**EXERCISE INPUTS**
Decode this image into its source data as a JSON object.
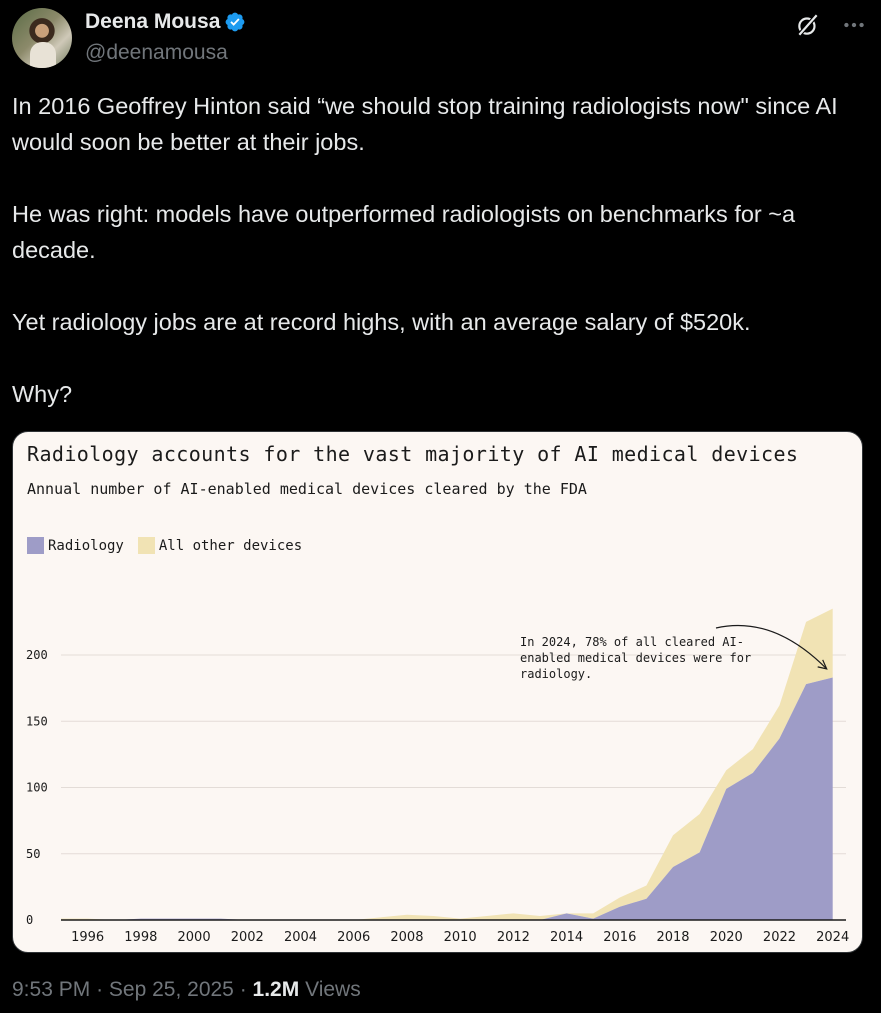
{
  "author": {
    "name": "Deena Mousa",
    "handle": "@deenamousa"
  },
  "icons": {
    "verified": "verified-badge-icon",
    "grok": "grok-icon",
    "more": "more-options-icon"
  },
  "tweet": {
    "paragraphs": [
      "In 2016 Geoffrey Hinton said “we should stop training radiologists now\" since AI would soon be better at their jobs.",
      "He was right: models have outperformed radiologists on benchmarks for ~a decade.",
      "Yet radiology jobs are at record highs, with an average salary of $520k.",
      "Why?"
    ]
  },
  "chart_data": {
    "type": "area",
    "title": "Radiology accounts for the vast majority of AI medical devices",
    "subtitle": "Annual number of AI-enabled medical devices cleared by the FDA",
    "legend": [
      "Radiology",
      "All other devices"
    ],
    "colors": {
      "radiology": "#9e9cc7",
      "other": "#f1e3b4",
      "grid": "#e3dcd7",
      "axis": "#1b1b1b"
    },
    "x": [
      1995,
      1996,
      1997,
      1998,
      1999,
      2000,
      2001,
      2002,
      2003,
      2004,
      2005,
      2006,
      2007,
      2008,
      2009,
      2010,
      2011,
      2012,
      2013,
      2014,
      2015,
      2016,
      2017,
      2018,
      2019,
      2020,
      2021,
      2022,
      2023,
      2024
    ],
    "series": [
      {
        "name": "Radiology",
        "values": [
          0,
          0,
          0,
          1,
          1,
          1,
          1,
          0,
          0,
          0,
          0,
          0,
          0,
          0,
          0,
          0,
          0,
          0,
          0,
          5,
          1,
          10,
          16,
          40,
          51,
          99,
          111,
          137,
          178,
          183
        ]
      },
      {
        "name": "All other devices",
        "values": [
          1,
          1,
          0,
          0,
          0,
          0,
          0,
          0,
          0,
          0,
          0,
          0,
          2,
          4,
          3,
          1,
          3,
          5,
          3,
          0,
          4,
          7,
          10,
          24,
          29,
          14,
          18,
          25,
          47,
          52
        ]
      }
    ],
    "x_tick_labels": [
      "1996",
      "1998",
      "2000",
      "2002",
      "2004",
      "2006",
      "2008",
      "2010",
      "2012",
      "2014",
      "2016",
      "2018",
      "2020",
      "2022",
      "2024"
    ],
    "y_tick_labels": [
      "0",
      "50",
      "100",
      "150",
      "200"
    ],
    "ylim": [
      0,
      240
    ],
    "xlim": [
      1995,
      2024.5
    ],
    "annotation": {
      "lines": [
        "In 2024, 78% of all cleared AI-",
        "enabled medical devices were for",
        "radiology."
      ],
      "target_year": 2024,
      "target_value": 185
    }
  },
  "footer": {
    "time": "9:53 PM",
    "sep1": "·",
    "date": "Sep 25, 2025",
    "sep2": "·",
    "views_count": "1.2M",
    "views_label": "Views"
  }
}
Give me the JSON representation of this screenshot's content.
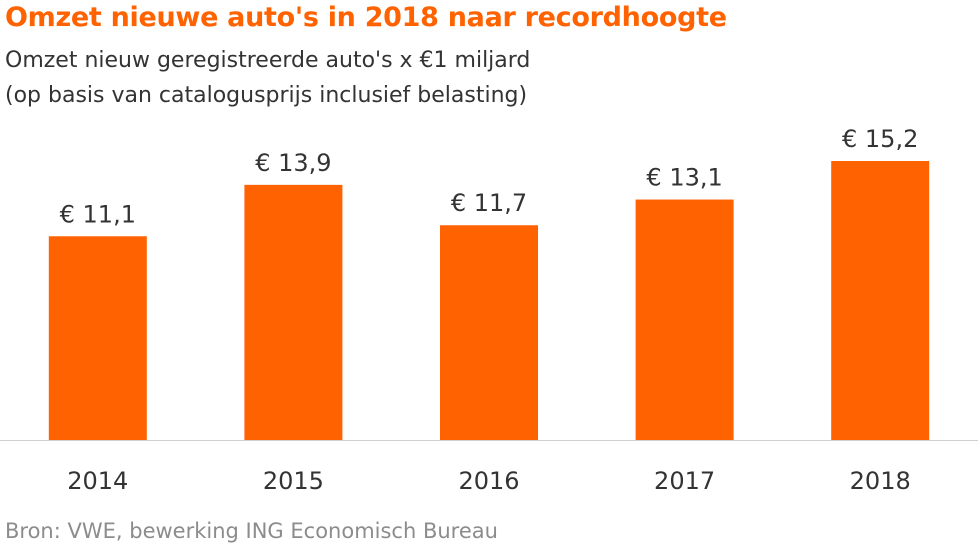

**EXERCISE**
Return the material word for word. Pictures are not part of the copy.

**PROBLEM SOLUTION**
Decode this image into its source data as a JSON object.
{
  "author": {
    "name": "Deena Mousa",
    "handle": "@deenamousa"
  },
  "icons": {
    "verified": "verified-badge-icon",
    "grok": "grok-icon",
    "more": "more-options-icon"
  },
  "tweet": {
    "paragraphs": [
      "In 2016 Geoffrey Hinton said “we should stop training radiologists now\" since AI would soon be better at their jobs.",
      "He was right: models have outperformed radiologists on benchmarks for ~a decade.",
      "Yet radiology jobs are at record highs, with an average salary of $520k.",
      "Why?"
    ]
  },
  "chart_data": {
    "type": "area",
    "title": "Radiology accounts for the vast majority of AI medical devices",
    "subtitle": "Annual number of AI-enabled medical devices cleared by the FDA",
    "legend": [
      "Radiology",
      "All other devices"
    ],
    "colors": {
      "radiology": "#9e9cc7",
      "other": "#f1e3b4",
      "grid": "#e3dcd7",
      "axis": "#1b1b1b"
    },
    "x": [
      1995,
      1996,
      1997,
      1998,
      1999,
      2000,
      2001,
      2002,
      2003,
      2004,
      2005,
      2006,
      2007,
      2008,
      2009,
      2010,
      2011,
      2012,
      2013,
      2014,
      2015,
      2016,
      2017,
      2018,
      2019,
      2020,
      2021,
      2022,
      2023,
      2024
    ],
    "series": [
      {
        "name": "Radiology",
        "values": [
          0,
          0,
          0,
          1,
          1,
          1,
          1,
          0,
          0,
          0,
          0,
          0,
          0,
          0,
          0,
          0,
          0,
          0,
          0,
          5,
          1,
          10,
          16,
          40,
          51,
          99,
          111,
          137,
          178,
          183
        ]
      },
      {
        "name": "All other devices",
        "values": [
          1,
          1,
          0,
          0,
          0,
          0,
          0,
          0,
          0,
          0,
          0,
          0,
          2,
          4,
          3,
          1,
          3,
          5,
          3,
          0,
          4,
          7,
          10,
          24,
          29,
          14,
          18,
          25,
          47,
          52
        ]
      }
    ],
    "x_tick_labels": [
      "1996",
      "1998",
      "2000",
      "2002",
      "2004",
      "2006",
      "2008",
      "2010",
      "2012",
      "2014",
      "2016",
      "2018",
      "2020",
      "2022",
      "2024"
    ],
    "y_tick_labels": [
      "0",
      "50",
      "100",
      "150",
      "200"
    ],
    "ylim": [
      0,
      240
    ],
    "xlim": [
      1995,
      2024.5
    ],
    "annotation": {
      "lines": [
        "In 2024, 78% of all cleared AI-",
        "enabled medical devices were for",
        "radiology."
      ],
      "target_year": 2024,
      "target_value": 185
    }
  },
  "footer": {
    "time": "9:53 PM",
    "sep1": "·",
    "date": "Sep 25, 2025",
    "sep2": "·",
    "views_count": "1.2M",
    "views_label": "Views"
  }
}
Give me the JSON representation of this screenshot's content.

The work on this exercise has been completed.